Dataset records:
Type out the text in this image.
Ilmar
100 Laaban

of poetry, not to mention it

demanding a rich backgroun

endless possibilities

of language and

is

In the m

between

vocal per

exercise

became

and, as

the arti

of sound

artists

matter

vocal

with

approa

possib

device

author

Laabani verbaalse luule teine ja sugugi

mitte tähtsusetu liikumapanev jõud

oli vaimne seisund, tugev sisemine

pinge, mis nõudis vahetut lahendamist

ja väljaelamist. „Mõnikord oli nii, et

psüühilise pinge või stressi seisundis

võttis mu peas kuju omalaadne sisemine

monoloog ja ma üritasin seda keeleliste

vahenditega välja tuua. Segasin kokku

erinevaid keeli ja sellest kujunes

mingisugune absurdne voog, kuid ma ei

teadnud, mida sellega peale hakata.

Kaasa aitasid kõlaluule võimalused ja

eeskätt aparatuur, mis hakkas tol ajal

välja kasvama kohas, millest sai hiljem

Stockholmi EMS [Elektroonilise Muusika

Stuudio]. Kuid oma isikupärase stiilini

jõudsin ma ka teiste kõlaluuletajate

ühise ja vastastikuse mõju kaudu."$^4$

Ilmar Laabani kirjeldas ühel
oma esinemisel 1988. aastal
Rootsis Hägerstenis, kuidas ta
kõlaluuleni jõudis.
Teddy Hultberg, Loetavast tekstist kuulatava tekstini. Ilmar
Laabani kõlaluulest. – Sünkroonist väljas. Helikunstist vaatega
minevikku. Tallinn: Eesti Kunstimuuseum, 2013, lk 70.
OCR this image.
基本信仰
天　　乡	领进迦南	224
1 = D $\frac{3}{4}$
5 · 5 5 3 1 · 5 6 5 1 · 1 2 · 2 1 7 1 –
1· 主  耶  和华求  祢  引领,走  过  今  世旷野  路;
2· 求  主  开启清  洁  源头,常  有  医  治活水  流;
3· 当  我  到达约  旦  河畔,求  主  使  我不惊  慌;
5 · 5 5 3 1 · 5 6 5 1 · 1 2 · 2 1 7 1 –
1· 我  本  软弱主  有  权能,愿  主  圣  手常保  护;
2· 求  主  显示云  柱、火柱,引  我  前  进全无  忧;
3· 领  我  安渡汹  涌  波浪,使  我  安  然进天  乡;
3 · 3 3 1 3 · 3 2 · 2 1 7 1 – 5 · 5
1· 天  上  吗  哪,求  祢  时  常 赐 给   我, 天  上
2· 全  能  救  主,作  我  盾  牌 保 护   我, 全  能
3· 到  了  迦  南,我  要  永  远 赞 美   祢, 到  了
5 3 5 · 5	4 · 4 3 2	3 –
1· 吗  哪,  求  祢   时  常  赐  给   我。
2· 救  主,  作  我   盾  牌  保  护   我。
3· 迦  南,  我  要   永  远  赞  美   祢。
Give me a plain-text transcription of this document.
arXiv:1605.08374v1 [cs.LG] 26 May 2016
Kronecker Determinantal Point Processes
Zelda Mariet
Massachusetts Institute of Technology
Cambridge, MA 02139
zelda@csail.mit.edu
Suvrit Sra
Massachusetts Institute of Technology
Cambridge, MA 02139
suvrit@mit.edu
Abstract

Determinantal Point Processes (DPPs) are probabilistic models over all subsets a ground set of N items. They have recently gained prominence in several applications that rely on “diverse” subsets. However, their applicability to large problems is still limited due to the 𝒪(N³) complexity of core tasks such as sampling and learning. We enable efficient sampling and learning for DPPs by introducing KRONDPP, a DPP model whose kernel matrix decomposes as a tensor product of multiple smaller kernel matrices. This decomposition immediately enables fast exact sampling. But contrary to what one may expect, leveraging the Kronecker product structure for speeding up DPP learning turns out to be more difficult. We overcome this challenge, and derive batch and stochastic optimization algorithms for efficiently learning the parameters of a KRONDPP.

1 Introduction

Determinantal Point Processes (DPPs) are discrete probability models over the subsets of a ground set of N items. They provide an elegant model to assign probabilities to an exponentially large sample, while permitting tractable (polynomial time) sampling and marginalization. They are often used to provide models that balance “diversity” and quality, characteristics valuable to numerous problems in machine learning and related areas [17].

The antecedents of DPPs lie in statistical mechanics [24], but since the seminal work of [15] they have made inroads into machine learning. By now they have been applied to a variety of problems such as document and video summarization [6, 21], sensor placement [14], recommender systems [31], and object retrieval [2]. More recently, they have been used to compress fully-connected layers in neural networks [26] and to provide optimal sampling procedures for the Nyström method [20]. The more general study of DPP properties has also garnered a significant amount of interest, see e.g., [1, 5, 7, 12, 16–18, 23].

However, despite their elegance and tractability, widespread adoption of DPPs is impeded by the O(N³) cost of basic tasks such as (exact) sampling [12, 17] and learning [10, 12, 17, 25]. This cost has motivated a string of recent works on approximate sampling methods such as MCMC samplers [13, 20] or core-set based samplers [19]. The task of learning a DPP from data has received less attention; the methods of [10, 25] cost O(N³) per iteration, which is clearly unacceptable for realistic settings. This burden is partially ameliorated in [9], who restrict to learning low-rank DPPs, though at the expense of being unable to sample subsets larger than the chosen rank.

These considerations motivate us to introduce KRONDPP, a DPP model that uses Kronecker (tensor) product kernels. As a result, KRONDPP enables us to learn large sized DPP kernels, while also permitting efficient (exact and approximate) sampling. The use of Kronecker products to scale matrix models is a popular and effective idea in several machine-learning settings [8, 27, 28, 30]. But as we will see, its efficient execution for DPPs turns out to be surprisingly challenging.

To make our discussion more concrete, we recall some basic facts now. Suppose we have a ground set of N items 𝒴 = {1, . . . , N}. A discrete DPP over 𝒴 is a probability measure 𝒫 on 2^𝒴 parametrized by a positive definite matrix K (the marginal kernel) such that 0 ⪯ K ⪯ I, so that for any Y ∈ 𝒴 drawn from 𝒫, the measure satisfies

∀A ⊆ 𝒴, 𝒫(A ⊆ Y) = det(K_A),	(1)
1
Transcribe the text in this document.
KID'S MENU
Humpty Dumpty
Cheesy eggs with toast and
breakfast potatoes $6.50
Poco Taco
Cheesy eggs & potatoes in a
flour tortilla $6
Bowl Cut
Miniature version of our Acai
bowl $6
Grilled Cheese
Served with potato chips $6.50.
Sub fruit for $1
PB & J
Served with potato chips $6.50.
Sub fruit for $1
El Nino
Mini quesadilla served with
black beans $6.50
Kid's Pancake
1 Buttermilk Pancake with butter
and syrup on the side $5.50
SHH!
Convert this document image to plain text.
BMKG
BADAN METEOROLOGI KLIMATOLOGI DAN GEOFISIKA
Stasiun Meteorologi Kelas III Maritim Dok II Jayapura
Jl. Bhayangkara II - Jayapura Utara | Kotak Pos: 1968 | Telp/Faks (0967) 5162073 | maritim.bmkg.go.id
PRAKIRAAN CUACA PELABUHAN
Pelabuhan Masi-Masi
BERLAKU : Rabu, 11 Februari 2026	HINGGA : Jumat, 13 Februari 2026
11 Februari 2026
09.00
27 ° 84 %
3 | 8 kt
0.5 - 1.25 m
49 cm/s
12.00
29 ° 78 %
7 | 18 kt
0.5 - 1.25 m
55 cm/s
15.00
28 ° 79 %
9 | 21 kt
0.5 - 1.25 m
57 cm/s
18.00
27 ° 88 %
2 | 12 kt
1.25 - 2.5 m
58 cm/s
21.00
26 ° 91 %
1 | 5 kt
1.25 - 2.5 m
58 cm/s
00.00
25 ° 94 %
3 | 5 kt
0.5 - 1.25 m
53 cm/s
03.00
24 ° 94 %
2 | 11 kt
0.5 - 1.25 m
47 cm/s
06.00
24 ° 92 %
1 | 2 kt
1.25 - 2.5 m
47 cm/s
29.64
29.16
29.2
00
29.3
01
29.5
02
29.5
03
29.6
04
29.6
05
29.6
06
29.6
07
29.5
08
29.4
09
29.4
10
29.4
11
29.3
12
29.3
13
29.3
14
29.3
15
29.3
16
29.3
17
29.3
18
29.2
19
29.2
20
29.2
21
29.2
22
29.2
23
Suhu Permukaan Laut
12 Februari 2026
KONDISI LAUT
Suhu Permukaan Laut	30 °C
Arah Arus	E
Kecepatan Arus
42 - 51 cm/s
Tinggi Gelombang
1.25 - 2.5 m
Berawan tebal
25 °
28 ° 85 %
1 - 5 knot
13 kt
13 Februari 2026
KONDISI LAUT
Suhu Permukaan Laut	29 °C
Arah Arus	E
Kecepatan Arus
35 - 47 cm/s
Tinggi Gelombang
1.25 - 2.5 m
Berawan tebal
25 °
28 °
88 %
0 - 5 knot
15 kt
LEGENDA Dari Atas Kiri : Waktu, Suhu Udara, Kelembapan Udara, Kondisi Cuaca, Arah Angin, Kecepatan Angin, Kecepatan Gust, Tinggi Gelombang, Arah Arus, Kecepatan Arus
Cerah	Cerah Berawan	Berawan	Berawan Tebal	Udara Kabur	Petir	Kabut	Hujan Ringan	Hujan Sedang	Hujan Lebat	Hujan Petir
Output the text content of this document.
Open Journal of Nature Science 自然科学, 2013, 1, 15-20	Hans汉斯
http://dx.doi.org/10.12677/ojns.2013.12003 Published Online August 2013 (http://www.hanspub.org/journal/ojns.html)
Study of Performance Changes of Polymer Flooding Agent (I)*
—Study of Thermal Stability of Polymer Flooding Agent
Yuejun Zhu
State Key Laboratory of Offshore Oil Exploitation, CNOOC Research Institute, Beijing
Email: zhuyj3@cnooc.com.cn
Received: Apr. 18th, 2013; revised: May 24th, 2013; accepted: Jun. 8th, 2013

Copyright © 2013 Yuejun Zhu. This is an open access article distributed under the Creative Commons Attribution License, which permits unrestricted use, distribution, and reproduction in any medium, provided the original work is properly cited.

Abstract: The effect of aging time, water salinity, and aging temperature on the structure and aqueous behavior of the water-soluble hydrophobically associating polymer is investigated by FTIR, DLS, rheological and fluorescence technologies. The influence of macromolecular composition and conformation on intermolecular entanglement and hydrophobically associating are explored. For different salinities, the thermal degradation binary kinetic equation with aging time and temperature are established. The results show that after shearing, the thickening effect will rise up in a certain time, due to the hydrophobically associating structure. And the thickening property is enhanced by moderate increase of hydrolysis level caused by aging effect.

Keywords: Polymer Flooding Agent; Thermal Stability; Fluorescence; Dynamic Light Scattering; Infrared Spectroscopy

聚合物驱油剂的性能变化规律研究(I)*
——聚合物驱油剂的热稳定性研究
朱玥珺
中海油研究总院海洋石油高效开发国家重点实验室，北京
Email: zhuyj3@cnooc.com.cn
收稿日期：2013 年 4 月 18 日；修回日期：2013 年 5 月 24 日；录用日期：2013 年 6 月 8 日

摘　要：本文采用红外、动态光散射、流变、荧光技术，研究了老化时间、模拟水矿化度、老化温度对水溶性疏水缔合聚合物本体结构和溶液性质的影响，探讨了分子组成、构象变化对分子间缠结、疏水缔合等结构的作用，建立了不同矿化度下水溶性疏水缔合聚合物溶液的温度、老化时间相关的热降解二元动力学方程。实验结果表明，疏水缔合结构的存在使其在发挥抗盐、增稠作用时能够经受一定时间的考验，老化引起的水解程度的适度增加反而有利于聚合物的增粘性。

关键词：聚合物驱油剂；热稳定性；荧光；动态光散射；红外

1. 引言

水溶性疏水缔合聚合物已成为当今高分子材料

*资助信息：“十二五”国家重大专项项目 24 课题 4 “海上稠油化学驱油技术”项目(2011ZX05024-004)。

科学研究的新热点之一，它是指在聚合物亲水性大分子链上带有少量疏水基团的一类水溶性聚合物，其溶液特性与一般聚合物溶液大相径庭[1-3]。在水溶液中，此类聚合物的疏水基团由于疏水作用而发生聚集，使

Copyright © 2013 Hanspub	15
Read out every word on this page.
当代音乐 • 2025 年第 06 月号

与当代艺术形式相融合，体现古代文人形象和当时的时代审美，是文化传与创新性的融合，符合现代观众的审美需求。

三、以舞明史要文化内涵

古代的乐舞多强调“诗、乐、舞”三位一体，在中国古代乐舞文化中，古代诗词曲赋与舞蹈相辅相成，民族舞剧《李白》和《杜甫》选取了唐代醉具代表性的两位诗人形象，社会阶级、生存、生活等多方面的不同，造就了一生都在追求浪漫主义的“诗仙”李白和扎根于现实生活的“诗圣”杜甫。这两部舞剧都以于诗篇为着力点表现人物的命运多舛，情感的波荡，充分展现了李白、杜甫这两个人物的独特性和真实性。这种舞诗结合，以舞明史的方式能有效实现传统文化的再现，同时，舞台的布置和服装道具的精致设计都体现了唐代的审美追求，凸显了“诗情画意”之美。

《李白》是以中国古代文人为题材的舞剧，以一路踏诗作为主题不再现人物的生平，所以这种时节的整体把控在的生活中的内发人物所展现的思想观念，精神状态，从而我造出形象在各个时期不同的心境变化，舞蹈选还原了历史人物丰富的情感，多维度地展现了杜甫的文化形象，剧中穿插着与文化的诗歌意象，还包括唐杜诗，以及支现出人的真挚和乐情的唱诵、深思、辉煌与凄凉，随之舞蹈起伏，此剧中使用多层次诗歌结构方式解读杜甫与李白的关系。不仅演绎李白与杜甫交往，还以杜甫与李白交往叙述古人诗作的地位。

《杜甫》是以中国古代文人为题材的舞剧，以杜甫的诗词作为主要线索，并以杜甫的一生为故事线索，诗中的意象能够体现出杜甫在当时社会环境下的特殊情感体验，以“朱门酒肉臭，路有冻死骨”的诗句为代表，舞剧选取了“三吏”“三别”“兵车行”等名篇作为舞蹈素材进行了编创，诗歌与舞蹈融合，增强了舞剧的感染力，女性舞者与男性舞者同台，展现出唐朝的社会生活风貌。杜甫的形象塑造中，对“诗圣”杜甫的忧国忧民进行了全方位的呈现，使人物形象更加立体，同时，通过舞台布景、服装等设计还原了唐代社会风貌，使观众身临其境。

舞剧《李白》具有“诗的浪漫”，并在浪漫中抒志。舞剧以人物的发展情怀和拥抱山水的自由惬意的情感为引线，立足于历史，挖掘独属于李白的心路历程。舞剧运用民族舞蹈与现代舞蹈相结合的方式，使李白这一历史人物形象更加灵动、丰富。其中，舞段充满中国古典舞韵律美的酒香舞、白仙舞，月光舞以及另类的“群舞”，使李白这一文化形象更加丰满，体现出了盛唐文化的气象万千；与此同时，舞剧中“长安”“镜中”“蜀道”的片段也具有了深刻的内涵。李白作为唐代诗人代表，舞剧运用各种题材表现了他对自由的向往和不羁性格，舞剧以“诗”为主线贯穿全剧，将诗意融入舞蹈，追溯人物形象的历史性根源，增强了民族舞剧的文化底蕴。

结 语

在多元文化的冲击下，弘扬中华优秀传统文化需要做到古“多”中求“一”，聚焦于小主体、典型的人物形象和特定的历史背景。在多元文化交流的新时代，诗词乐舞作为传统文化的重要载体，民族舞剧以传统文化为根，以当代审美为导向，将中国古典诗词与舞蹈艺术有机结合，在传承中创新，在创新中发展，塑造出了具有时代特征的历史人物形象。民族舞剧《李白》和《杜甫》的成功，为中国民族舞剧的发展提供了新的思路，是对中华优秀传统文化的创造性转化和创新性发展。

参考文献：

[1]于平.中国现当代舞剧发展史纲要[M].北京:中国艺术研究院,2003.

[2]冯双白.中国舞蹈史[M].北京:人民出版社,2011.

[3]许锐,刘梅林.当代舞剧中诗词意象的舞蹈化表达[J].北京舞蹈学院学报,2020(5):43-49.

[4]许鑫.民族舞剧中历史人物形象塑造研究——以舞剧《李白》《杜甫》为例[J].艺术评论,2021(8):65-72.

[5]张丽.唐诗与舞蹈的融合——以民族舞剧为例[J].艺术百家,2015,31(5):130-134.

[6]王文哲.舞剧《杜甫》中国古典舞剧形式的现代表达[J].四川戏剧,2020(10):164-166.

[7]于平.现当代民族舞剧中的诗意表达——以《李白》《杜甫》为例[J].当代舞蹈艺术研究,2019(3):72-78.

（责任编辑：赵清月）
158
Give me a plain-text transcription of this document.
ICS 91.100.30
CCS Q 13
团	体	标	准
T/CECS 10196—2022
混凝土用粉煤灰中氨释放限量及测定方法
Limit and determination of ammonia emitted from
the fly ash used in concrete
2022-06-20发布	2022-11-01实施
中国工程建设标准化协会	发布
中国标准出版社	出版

WHAT IS NEEDED: Your task is to gather all lines from the entries above that hold the word "Yuejun".

CORRECT OUTPUT:
Yuejun Zhu
Copyright © 2013 Yuejun Zhu. This is an open access article distributed under the Creative Commons Attribution License, which permits unrestricted use, distribution, and reproduction in any medium, provided the original work is properly cited.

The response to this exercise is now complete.